- Texto de estudo:
%%

Outro aspecto fundamental a se destacar é como o aprofundamento do neoliberalismo e do ajuste fiscal avança na vida da classe trabalhadora, resultando em redução dos direitos, como as reformas trabalhista e previdenciária. Observa-se que a reforma trabalhista causou a precarização das relações de trabalho, contribuiu para o aumento do desemprego e não reduziu o nível de informalidade. A formação de uma classe trabalhadora com entidade jurídica, com CNPJ (MEI), trouxe a fantasia da autonomia para o/a trabalhador/a. Porém, o contratante é o maior beneficiado nesta relação, porque exige do/a trabalhador/a a responsabilidade inerente à relação celetista sem pagar os direitos trabalhistas desta categoria.

 

No que tange à reforma previdenciária, temos o aumento da idade para a aposentadoria de quem dedicou anos de contribuição e tempo de trabalho, e a dificuldade no acesso ao auxílio-doença, mesmo cumprindo os requisitos médico e previdenciário. Além disso, colocou à margem deste direito as/os trabalhadoras/res do campo, das águas e das florestas, com a exigência de contribuição previdenciária para um segmento de trabalhadoras/es que o Estado e as políticas sociais sequer alcançam seus territórios. Em todos estes cenários, são as mulheres, sobretudo as negras, quilombolas, indígenas, ribeirinhas, do campo, das florestas e das águas, as mais afetadas, porque o não acesso a esses direitos sociais aprofunda o empobrecimento. São expressões do avanço do conservadorismo e que evidenciam o racismo inerente à acumulação capitalista.

 

Grito dos Excluídos – Setembro/2019


CR: Como o Serviço Social contribui e pode contribuir para uma sociedade antirracista, na sua visão?

CD: Eu tenho muito orgulho de ser assistente social, porque os fundamentos da nossa formação profissional em Serviço Social, a partir do Congresso da Virada de 1979, são críticos às relações capitalistas de produção e, consequentemente, à exploração e opressão da classe trabalhadora em suas múltiplas manifestações. A internalização desta análise pelo conjunto da categoria profissional é fundamental para a luta antirracista, que deve ser anticapitalista. Não há como ser antirracista e defender a racionalidade adotada pelo capitalismo, como o individualismo e a meritocracia.

%%

- Informações fornecidas:
%%

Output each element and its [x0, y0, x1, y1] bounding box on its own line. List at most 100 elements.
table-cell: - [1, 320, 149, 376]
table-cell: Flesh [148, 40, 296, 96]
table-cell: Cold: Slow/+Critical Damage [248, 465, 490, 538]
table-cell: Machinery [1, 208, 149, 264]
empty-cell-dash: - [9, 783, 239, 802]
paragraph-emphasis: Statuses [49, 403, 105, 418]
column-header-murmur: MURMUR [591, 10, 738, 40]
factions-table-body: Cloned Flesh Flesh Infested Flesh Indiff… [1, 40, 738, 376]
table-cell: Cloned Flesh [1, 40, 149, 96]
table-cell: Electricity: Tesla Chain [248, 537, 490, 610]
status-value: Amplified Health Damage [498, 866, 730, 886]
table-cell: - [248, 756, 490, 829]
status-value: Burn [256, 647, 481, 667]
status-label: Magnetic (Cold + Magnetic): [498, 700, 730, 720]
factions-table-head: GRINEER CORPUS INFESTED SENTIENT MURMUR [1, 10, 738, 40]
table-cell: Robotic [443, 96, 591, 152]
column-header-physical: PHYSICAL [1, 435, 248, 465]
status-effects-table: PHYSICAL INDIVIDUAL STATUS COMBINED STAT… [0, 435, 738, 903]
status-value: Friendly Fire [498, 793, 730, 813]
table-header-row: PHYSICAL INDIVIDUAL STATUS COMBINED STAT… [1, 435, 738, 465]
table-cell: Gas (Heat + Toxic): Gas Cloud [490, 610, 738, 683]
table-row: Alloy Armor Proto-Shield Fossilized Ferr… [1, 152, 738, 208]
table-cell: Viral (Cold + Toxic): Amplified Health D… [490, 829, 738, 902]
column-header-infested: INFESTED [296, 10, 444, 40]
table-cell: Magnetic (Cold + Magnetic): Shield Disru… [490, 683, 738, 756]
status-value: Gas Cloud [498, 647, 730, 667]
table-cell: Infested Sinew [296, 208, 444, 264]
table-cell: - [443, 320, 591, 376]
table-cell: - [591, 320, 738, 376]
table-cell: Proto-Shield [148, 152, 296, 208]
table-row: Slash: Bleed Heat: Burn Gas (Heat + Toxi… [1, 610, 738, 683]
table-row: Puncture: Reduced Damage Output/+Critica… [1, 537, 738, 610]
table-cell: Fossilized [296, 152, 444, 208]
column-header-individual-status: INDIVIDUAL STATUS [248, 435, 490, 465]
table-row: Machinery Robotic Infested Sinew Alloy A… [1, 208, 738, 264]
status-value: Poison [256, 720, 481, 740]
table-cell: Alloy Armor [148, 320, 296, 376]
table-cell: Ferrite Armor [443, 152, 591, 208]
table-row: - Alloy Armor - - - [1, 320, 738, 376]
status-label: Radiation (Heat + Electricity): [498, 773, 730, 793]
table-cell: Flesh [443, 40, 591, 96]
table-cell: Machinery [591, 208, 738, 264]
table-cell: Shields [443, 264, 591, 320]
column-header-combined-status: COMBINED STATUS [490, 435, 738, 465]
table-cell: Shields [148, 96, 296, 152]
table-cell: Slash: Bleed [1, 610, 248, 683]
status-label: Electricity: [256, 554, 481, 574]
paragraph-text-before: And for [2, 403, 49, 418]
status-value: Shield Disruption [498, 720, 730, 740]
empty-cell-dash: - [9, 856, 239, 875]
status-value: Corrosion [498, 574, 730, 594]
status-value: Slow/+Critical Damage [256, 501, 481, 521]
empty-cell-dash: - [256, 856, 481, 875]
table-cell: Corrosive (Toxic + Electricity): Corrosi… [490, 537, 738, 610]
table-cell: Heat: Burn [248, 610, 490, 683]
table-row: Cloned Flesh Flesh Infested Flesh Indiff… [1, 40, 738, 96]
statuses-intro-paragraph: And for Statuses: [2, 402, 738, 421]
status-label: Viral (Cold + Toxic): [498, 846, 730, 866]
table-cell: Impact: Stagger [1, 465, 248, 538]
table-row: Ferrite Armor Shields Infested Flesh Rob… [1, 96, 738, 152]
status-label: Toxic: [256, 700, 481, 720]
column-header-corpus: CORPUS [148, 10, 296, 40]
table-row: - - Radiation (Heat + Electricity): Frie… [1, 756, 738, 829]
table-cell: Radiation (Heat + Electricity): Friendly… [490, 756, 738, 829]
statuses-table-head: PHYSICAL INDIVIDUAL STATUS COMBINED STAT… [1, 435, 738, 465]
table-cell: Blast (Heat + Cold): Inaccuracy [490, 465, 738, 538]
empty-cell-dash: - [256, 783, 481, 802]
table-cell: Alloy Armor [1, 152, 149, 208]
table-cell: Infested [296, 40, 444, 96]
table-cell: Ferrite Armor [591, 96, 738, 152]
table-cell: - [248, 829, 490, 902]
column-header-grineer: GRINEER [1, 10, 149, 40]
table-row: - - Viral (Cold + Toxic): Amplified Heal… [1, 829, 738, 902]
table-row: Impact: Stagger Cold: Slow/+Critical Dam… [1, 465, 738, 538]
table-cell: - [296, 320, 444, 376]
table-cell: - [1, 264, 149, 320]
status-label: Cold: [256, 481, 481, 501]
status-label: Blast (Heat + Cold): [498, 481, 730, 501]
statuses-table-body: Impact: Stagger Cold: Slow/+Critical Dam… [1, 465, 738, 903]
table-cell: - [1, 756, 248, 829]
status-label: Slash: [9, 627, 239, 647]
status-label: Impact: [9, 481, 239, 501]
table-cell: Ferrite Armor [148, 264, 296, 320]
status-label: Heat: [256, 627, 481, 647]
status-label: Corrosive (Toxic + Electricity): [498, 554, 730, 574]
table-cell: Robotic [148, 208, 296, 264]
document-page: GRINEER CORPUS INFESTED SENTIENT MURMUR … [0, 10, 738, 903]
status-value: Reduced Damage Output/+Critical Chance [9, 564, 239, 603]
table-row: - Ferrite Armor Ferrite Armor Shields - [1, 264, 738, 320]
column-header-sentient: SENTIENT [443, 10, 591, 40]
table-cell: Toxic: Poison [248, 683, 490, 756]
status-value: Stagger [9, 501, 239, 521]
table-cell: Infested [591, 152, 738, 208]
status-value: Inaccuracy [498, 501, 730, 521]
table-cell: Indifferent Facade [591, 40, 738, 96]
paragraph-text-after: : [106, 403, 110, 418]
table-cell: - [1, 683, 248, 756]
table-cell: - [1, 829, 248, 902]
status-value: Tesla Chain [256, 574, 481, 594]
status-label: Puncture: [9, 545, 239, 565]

%%

- Usando as informações:
1. Devolva, sem nenhuma alteração, o trecho do texto de estudo que se inicia nas palavras que contêm "No que tange" e se encerra em "à acumulação capitalista.".
2. Liste todos os grupos de mulheres que o texto de estudo aponta, depois de "sobretudo", como os mais afetados.

- Respostas das tarefas:
1.
No que tange à reforma previdenciária, temos o aumento da idade para a aposentadoria de quem dedicou anos de contribuição e tempo de trabalho, e a dificuldade no acesso ao auxílio-doença, mesmo cumprindo os requisitos médico e previdenciário. Além disso, colocou à margem deste direito as/os trabalhadoras/res do campo, das águas e das florestas, com a exigência de contribuição previdenciária para um segmento de trabalhadoras/es que o Estado e as políticas sociais sequer alcançam seus territórios. Em todos estes cenários, são as mulheres, sobretudo as negras, quilombolas, indígenas, ribeirinhas, do campo, das florestas e das águas, as mais afetadas, porque o não acesso a esses direitos sociais aprofunda o empobrecimento. São expressões do avanço do conservadorismo e que evidenciam o racismo inerente à acumulação capitalista.

2.
- negras
- quilombolas
- indígenas
- ribeirinhas
- do campo
- das florestas
- das águas